» **Task to carry out**
Quote all entries in full, exactly.

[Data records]
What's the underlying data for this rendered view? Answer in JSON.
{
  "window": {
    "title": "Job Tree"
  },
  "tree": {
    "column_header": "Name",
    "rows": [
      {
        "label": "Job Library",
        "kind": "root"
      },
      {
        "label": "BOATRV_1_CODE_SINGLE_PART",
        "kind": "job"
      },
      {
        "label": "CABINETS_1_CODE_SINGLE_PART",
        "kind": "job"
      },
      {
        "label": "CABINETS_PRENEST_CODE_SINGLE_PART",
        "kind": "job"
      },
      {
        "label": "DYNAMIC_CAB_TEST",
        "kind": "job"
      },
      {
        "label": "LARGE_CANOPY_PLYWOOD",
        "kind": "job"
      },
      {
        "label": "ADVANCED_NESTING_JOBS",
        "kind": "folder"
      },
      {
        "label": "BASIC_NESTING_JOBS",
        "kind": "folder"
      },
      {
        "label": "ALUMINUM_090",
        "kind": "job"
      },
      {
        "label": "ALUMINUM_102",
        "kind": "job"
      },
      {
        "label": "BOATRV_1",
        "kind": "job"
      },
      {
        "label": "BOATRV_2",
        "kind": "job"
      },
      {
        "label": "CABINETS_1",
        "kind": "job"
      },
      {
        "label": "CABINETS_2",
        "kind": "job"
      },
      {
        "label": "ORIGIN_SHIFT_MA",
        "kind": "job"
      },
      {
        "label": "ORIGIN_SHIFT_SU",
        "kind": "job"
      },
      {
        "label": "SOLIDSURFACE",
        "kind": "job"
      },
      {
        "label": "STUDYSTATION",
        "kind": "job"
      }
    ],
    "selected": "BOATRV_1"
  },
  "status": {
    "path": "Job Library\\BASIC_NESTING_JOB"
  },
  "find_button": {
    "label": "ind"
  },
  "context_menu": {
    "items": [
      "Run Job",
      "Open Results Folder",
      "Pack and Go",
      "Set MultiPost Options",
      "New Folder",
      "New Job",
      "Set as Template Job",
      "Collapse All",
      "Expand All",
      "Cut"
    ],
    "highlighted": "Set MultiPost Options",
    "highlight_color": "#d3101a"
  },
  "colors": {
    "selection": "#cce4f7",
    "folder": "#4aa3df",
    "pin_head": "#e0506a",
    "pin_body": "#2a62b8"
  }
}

» **Solution to the problem**
What's the underlying data for this rendered view? Answer in JSON.
{
  "window": {
    "title": "Job Tree"
  },
  "tree": {
    "column_header": "Name",
    "rows": [
      {
        "label": "Job Library",
        "kind": "root"
      },
      {
        "label": "BOATRV_1_CODE_SINGLE_PART",
        "kind": "job"
      },
      {
        "label": "CABINETS_1_CODE_SINGLE_PART",
        "kind": "job"
      },
      {
        "label": "CABINETS_PRENEST_CODE_SINGLE_PART",
        "kind": "job"
      },
      {
        "label": "DYNAMIC_CAB_TEST",
        "kind": "job"
      },
      {
        "label": "LARGE_CANOPY_PLYWOOD",
        "kind": "job"
      },
      {
        "label": "ADVANCED_NESTING_JOBS",
        "kind": "folder"
      },
      {
        "label": "BASIC_NESTING_JOBS",
        "kind": "folder"
      },
      {
        "label": "ALUMINUM_090",
        "kind": "job"
      },
      {
        "label": "ALUMINUM_102",
        "kind": "job"
      },
      {
        "label": "BOATRV_1",
        "kind": "job"
      },
      {
        "label": "BOATRV_2",
        "kind": "job"
      },
      {
        "label": "CABINETS_1",
        "kind": "job"
      },
      {
        "label": "CABINETS_2",
        "kind": "job"
      },
      {
        "label": "ORIGIN_SHIFT_MA",
        "kind": "job"
      },
      {
        "label": "ORIGIN_SHIFT_SU",
        "kind": "job"
      },
      {
        "label": "SOLIDSURFACE",
        "kind": "job"
      },
      {
        "label": "STUDYSTATION",
        "kind": "job"
      }
    ],
    "selected": "BOATRV_1"
  },
  "status": {
    "path": "Job Library\\BASIC_NESTING_JOB"
  },
  "find_button": {
    "label": "ind"
  },
  "context_menu": {
    "items": [
      "Run Job",
      "Open Results Folder",
      "Pack and Go",
      "Set MultiPost Options",
      "New Folder",
      "New Job",
      "Set as Template Job",
      "Collapse All",
      "Expand All",
      "Cut"
    ],
    "highlighted": "Set MultiPost Options",
    "highlight_color": "#d3101a"
  },
  "colors": {
    "selection": "#cce4f7",
    "folder": "#4aa3df",
    "pin_head": "#e0506a",
    "pin_body": "#2a62b8"
  }
}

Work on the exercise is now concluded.